### WRITTEN PROBLEM
In the stretch of the material from its start through the line containing "row-code: 702 [670, 1265, 719, 1310]", swap "bullet-marker-icon" for "bullet-icon" and give those lines again with nothing else changed.

Bounding box entries:
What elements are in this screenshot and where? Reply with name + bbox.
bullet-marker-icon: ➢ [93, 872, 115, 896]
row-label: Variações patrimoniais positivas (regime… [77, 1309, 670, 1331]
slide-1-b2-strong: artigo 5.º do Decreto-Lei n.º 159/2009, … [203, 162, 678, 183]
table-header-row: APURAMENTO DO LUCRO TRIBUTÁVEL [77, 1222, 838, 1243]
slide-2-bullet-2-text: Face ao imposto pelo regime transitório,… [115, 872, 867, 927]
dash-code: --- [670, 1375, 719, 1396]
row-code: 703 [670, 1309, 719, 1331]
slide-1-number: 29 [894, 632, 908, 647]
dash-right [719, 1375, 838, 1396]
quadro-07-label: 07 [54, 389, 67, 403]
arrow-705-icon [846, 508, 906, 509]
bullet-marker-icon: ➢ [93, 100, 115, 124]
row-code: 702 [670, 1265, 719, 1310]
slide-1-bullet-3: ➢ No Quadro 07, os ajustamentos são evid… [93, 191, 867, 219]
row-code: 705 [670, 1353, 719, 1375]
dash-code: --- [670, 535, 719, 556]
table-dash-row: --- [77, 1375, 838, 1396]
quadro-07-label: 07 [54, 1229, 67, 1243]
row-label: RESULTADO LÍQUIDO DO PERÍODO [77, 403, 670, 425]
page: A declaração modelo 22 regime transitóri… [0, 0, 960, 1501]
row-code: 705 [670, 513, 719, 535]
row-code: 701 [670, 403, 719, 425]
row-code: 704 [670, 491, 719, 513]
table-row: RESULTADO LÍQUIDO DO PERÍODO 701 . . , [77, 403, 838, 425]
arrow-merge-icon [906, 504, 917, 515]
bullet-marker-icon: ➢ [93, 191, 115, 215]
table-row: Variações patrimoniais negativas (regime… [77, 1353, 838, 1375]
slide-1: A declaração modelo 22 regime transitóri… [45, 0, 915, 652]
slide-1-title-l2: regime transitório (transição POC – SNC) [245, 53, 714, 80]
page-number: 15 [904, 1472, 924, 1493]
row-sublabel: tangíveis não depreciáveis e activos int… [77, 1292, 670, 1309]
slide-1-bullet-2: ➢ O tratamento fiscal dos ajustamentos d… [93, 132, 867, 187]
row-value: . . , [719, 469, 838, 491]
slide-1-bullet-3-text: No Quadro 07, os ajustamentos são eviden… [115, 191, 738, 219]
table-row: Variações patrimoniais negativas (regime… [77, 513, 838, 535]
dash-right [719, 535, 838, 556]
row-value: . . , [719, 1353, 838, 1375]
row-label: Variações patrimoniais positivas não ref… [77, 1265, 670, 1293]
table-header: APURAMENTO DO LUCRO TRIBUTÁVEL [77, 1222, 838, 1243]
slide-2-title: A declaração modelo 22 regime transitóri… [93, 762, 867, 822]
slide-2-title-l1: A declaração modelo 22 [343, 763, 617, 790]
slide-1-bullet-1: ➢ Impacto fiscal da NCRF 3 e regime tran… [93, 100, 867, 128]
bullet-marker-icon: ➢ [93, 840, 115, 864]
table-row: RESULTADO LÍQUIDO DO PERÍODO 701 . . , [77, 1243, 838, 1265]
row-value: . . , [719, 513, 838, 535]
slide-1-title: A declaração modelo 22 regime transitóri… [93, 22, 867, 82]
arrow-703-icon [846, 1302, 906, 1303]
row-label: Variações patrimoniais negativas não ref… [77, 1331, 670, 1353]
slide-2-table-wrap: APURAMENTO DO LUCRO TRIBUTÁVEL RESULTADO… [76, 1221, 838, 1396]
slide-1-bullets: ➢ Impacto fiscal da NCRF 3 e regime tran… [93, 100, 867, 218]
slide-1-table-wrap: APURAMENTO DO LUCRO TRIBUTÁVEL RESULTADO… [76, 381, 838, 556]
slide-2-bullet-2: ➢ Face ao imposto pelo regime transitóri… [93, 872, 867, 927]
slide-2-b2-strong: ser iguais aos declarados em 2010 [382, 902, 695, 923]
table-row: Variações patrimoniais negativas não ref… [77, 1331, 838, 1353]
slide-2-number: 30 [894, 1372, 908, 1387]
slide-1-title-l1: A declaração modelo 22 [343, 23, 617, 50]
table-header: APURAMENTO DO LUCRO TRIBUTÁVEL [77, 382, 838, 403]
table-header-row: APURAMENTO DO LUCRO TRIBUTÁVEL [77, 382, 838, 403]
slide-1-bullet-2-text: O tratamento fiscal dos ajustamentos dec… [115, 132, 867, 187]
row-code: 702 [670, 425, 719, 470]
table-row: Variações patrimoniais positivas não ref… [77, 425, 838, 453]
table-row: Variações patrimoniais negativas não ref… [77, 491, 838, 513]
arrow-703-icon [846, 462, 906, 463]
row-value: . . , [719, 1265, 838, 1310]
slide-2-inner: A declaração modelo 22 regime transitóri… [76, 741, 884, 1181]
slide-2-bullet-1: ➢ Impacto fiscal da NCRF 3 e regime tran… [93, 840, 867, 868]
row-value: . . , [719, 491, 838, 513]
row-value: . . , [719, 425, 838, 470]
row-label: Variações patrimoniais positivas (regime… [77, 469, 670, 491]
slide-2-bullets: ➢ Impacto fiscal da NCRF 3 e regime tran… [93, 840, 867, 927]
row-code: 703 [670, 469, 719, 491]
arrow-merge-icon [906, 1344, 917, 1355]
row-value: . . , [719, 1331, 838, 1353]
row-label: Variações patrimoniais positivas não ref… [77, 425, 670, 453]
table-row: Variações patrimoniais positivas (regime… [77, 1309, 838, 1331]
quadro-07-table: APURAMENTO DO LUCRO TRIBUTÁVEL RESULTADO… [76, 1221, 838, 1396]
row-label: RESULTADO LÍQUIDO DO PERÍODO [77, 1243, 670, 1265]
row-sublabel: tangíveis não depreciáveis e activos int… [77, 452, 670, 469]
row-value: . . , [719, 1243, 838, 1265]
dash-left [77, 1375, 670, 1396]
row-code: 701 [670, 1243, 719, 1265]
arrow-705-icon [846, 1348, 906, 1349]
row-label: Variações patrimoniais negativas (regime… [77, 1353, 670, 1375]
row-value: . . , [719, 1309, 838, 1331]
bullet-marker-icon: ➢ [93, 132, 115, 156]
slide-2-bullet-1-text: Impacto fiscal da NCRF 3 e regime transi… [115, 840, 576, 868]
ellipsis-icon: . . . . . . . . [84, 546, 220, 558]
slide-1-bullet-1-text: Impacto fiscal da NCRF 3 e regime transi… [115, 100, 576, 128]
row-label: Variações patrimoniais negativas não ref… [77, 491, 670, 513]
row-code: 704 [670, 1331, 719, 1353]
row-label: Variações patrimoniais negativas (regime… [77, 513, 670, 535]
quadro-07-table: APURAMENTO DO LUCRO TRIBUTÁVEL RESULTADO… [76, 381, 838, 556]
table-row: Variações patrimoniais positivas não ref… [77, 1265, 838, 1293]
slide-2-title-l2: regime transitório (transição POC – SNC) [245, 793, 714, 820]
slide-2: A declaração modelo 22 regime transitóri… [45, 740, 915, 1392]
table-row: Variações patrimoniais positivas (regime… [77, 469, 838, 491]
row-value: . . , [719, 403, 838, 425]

### THE RESULT
What elements are in this screenshot and where? Reply with name + bbox.
bullet-icon: ➢ [93, 872, 115, 896]
row-label: Variações patrimoniais positivas (regime… [77, 1309, 670, 1331]
slide-1-b2-strong: artigo 5.º do Decreto-Lei n.º 159/2009, … [203, 162, 678, 183]
table-header-row: APURAMENTO DO LUCRO TRIBUTÁVEL [77, 1222, 838, 1243]
slide-2-bullet-2-text: Face ao imposto pelo regime transitório,… [115, 872, 867, 927]
dash-code: --- [670, 1375, 719, 1396]
row-code: 703 [670, 1309, 719, 1331]
slide-1-number: 29 [894, 632, 908, 647]
dash-right [719, 1375, 838, 1396]
quadro-07-label: 07 [54, 389, 67, 403]
arrow-705-icon [846, 508, 906, 509]
bullet-icon: ➢ [93, 100, 115, 124]
row-code: 702 [670, 1265, 719, 1310]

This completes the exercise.